The exercise:
Tally every line of the listing where the string "عمومی" is found, and state the total alone.

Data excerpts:
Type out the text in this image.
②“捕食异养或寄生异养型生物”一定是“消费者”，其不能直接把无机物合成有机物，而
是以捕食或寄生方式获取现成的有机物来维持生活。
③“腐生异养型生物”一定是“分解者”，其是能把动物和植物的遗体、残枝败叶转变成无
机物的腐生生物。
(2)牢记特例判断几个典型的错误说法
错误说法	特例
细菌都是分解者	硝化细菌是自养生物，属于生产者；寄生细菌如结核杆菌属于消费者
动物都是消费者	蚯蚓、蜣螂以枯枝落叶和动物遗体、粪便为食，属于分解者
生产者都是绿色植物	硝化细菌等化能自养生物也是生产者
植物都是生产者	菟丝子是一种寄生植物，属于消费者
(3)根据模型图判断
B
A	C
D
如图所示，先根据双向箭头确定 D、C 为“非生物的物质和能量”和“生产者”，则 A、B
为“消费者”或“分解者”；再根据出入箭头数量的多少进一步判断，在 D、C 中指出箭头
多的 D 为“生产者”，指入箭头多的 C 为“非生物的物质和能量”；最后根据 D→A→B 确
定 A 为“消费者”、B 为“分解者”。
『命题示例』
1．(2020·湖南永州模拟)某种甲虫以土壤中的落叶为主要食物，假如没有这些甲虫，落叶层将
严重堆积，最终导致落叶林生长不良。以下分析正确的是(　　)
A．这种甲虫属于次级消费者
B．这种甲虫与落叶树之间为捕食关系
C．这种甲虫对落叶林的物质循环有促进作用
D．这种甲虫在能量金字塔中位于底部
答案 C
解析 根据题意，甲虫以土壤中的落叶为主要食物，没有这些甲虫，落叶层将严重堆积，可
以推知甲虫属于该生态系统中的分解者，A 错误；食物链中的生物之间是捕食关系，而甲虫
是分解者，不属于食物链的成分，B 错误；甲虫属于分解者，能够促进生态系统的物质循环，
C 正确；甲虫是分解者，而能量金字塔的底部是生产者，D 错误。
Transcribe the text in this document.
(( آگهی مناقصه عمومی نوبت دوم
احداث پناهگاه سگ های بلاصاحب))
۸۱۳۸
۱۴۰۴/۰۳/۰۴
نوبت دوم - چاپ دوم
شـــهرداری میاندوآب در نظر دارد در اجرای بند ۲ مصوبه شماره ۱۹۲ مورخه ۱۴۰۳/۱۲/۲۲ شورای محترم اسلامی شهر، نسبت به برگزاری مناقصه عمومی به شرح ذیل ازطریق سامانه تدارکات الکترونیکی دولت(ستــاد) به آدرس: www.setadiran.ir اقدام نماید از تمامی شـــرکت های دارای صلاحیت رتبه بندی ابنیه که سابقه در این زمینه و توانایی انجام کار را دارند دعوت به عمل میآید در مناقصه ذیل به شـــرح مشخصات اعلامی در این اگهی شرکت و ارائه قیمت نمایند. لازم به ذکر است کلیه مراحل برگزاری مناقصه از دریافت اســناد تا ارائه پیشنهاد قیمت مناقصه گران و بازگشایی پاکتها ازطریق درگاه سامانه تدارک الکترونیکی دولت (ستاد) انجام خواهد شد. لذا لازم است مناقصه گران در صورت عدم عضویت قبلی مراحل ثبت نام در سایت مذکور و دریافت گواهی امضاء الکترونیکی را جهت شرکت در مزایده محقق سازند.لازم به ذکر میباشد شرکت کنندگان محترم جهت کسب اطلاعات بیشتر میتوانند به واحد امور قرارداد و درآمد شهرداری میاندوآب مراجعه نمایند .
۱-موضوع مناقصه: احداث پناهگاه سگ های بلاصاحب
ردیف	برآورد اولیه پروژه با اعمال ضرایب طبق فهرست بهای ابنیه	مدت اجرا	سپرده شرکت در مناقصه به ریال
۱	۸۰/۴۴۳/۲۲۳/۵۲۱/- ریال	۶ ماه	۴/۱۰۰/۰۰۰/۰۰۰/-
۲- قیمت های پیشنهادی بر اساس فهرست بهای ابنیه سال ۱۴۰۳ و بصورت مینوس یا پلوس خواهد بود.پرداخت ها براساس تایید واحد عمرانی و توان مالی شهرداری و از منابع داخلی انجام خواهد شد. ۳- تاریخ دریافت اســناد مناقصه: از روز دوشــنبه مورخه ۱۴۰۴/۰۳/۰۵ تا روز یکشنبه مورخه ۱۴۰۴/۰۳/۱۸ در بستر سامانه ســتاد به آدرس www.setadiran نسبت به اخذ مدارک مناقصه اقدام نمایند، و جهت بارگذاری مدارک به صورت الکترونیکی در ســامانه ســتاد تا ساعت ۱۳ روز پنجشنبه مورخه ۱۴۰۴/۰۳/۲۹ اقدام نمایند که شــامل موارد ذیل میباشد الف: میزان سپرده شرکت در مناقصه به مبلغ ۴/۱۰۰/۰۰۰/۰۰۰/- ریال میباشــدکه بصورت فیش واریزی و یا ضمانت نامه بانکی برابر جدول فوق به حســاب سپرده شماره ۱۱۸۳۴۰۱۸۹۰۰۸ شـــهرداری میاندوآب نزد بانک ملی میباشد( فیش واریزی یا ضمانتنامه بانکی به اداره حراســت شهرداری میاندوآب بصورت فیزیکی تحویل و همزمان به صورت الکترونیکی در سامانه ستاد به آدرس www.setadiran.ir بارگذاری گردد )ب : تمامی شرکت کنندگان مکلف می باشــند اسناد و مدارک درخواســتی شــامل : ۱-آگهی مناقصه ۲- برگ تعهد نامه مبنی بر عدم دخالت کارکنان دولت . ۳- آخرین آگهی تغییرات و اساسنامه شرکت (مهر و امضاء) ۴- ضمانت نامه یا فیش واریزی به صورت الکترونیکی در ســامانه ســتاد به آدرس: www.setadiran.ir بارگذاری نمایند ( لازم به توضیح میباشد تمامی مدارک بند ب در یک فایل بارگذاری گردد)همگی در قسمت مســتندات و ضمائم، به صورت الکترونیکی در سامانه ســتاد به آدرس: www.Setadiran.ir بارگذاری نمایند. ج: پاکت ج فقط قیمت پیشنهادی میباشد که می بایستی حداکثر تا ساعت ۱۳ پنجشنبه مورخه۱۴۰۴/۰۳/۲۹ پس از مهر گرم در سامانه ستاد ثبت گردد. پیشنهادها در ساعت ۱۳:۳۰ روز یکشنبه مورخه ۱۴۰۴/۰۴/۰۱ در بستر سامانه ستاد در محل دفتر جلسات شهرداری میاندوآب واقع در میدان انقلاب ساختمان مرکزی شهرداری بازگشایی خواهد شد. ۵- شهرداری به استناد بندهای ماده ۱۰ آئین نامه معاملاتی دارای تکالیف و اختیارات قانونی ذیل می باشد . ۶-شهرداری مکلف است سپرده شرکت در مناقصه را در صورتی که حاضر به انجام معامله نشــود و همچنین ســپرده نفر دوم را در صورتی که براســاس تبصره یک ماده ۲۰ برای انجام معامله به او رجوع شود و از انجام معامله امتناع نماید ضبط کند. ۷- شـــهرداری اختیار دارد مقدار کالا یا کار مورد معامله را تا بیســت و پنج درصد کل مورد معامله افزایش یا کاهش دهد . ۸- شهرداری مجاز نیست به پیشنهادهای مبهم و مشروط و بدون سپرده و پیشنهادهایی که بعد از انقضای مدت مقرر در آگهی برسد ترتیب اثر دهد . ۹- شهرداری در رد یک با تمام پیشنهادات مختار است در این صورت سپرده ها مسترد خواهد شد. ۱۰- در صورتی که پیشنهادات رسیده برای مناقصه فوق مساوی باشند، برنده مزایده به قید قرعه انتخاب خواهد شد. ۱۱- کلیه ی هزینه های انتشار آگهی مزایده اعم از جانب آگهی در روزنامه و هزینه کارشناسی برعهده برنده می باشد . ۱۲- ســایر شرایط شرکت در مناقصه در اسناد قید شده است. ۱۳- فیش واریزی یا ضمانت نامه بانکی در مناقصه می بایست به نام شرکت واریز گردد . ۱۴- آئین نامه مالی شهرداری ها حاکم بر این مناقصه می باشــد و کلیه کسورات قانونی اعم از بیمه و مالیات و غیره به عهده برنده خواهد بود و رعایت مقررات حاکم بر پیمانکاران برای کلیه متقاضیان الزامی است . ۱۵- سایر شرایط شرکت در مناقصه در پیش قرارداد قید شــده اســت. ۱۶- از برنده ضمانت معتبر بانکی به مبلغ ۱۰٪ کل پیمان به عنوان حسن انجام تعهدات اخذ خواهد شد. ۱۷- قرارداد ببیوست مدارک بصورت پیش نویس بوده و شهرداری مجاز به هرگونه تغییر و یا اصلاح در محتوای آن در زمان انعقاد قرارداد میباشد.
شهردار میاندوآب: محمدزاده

Output for this task:
2